- Stated goal -
How many lines of the records hold the string "color"? Reply with the number alone.

- Dataset rows -
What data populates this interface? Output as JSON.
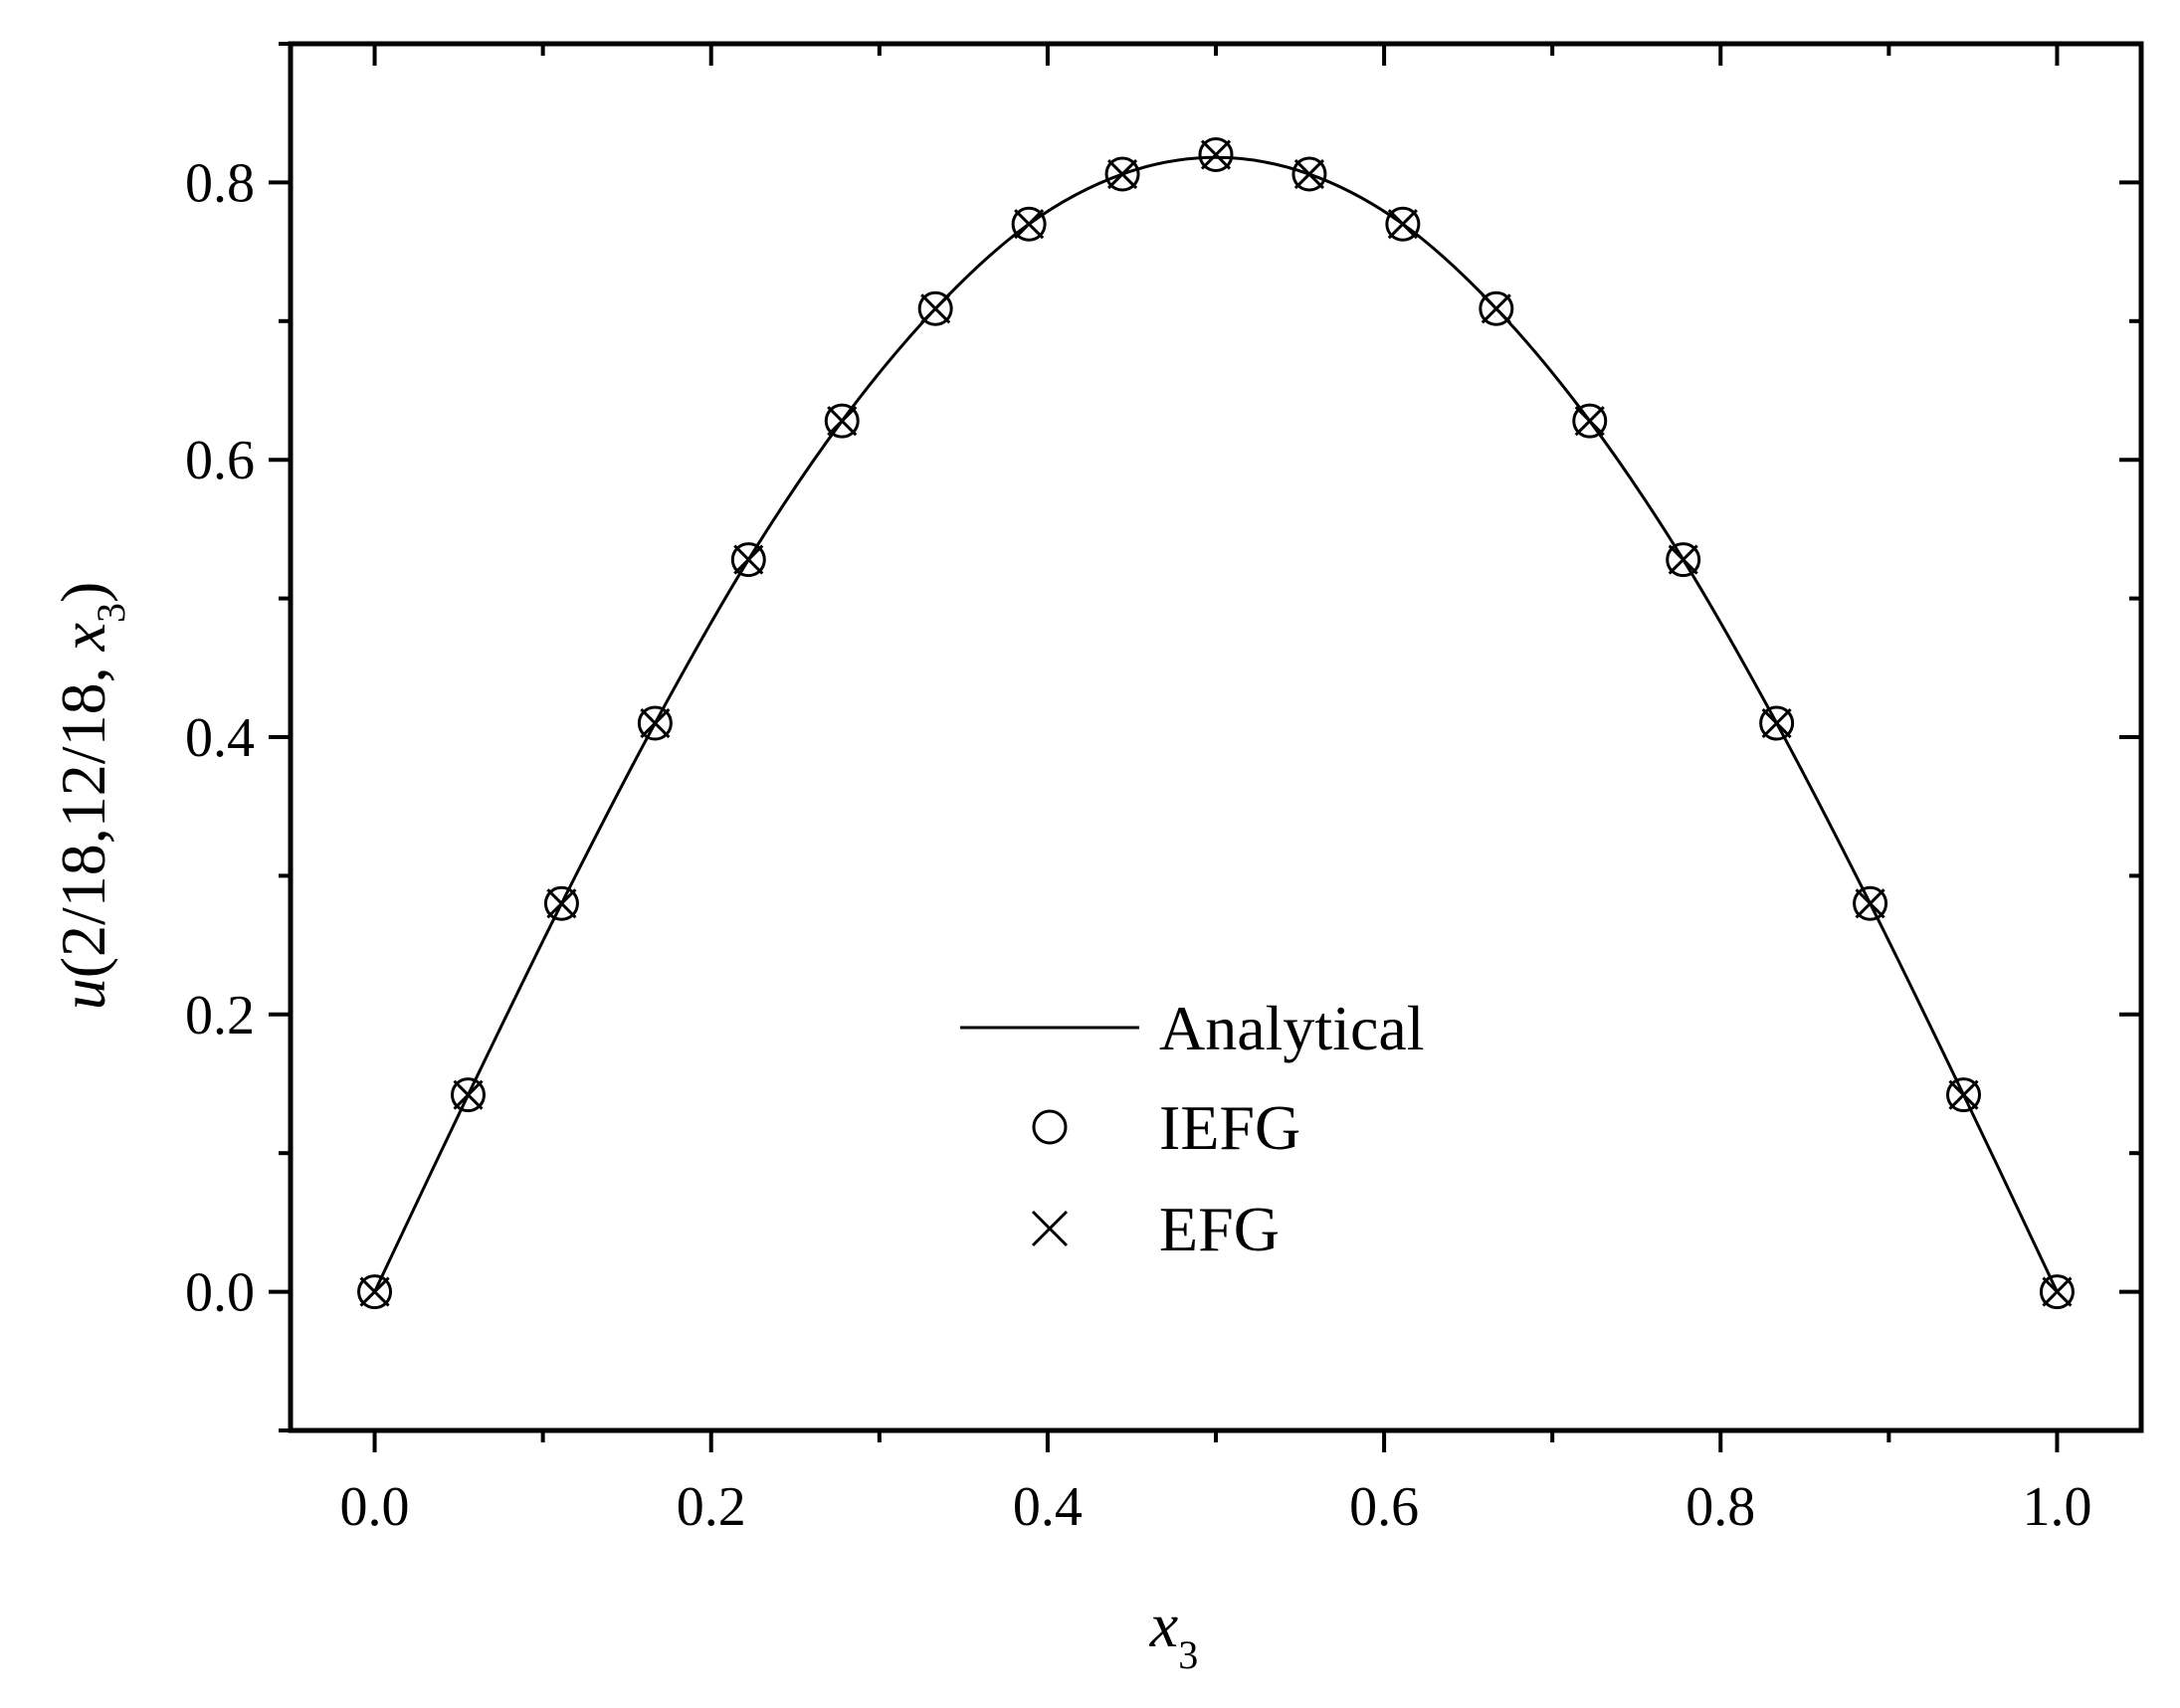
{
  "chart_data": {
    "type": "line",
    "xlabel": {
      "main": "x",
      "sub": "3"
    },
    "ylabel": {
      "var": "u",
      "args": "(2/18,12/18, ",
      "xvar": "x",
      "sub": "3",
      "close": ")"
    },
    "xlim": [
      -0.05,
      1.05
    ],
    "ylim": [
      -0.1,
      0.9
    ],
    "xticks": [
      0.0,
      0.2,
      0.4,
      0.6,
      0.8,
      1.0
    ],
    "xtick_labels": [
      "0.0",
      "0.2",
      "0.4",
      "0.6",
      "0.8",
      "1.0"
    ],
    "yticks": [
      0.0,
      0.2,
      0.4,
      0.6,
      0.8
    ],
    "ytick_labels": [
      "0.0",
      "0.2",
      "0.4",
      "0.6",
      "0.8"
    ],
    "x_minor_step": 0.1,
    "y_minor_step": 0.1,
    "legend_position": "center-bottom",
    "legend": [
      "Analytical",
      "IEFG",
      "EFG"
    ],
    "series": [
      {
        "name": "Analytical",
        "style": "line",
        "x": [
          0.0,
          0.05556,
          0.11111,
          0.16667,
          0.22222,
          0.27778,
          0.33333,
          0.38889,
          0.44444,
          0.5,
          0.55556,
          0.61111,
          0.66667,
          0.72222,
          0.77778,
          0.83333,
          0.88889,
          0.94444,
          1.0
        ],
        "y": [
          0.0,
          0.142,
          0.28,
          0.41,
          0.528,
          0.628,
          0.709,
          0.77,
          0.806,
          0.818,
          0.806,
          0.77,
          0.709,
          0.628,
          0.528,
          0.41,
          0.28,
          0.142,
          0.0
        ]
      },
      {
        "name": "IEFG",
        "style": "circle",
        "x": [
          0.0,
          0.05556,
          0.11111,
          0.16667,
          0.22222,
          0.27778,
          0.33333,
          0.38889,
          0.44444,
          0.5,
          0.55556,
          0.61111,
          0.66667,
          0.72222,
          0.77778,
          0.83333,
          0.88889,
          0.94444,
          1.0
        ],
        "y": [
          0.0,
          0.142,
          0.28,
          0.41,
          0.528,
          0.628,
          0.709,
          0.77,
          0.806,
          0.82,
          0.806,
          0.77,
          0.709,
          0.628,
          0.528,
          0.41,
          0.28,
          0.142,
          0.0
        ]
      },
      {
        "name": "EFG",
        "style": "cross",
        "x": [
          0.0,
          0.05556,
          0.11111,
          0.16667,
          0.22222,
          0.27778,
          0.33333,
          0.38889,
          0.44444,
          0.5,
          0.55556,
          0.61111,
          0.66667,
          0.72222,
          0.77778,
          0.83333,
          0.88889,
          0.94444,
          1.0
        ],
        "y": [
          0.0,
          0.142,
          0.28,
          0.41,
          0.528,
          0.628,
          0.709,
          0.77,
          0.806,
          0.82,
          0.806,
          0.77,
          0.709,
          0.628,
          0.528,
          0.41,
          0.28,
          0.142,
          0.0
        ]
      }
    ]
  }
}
...
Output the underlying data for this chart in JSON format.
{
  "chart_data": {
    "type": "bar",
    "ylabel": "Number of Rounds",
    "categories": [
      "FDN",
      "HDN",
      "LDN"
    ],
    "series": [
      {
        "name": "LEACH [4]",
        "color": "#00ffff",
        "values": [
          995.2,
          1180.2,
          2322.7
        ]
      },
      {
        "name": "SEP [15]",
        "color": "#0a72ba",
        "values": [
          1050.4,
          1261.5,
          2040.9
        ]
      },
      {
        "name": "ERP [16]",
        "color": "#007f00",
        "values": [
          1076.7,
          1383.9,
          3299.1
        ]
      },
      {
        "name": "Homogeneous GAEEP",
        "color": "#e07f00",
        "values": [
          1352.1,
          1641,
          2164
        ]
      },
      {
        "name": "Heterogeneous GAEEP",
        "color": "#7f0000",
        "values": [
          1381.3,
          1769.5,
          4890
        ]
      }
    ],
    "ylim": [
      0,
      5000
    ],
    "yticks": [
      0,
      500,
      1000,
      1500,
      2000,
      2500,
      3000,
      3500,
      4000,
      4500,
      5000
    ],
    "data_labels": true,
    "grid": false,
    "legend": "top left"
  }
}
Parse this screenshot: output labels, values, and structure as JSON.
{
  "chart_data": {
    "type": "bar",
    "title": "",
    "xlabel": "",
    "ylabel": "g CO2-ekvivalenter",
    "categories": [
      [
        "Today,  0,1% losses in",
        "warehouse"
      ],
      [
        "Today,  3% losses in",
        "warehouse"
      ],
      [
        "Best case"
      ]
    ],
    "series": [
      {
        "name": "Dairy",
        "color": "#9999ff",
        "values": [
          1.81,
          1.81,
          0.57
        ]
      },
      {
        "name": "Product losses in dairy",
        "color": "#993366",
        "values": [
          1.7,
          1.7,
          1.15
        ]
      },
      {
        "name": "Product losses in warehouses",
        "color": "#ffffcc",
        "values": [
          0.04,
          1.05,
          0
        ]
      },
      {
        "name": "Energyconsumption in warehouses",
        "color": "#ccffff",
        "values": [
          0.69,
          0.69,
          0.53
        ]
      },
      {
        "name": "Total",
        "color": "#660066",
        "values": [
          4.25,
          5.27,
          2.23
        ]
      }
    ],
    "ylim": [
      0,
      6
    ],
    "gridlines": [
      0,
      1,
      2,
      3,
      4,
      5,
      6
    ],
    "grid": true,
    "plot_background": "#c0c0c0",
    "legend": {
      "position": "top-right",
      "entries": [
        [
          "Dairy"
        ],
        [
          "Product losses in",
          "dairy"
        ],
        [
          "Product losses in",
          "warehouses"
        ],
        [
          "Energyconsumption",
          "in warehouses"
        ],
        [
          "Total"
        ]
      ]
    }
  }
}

- Task answer -
10